◆ **Aim of the exercise**: The records that follow must be reproduced in full, exactly as written.

◆ **Material for this task**:
○ ○ ○ ○ ○ ○ ○

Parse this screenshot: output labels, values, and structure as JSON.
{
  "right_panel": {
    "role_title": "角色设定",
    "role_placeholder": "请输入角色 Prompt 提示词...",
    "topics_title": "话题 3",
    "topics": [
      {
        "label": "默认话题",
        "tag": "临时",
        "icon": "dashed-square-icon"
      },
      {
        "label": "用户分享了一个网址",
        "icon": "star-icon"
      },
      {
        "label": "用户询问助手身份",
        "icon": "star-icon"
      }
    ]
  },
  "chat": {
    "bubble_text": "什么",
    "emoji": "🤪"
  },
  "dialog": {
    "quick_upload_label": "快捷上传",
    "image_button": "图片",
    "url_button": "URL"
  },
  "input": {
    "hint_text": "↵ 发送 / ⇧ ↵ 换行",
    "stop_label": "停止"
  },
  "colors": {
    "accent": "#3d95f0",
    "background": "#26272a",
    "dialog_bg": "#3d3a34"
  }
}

○ ○ ○ ○ ○ ○ ○

◆ **Answer to this exercise**:
Parse this screenshot: output labels, values, and structure as JSON.
{
  "right_panel": {
    "role_title": "角色设定",
    "role_placeholder": "请输入角色 Prompt 提示词...",
    "topics_title": "话题 3",
    "topics": [
      {
        "label": "默认话题",
        "tag": "临时",
        "icon": "dashed-square-icon"
      },
      {
        "label": "用户分享了一个网址",
        "icon": "star-icon"
      },
      {
        "label": "用户询问助手身份",
        "icon": "star-icon"
      }
    ]
  },
  "chat": {
    "bubble_text": "什么",
    "emoji": "🤪"
  },
  "dialog": {
    "quick_upload_label": "快捷上传",
    "image_button": "图片",
    "url_button": "URL"
  },
  "input": {
    "hint_text": "↵ 发送 / ⇧ ↵ 换行",
    "stop_label": "停止"
  },
  "colors": {
    "accent": "#3d95f0",
    "background": "#26272a",
    "dialog_bg": "#3d3a34"
  }
}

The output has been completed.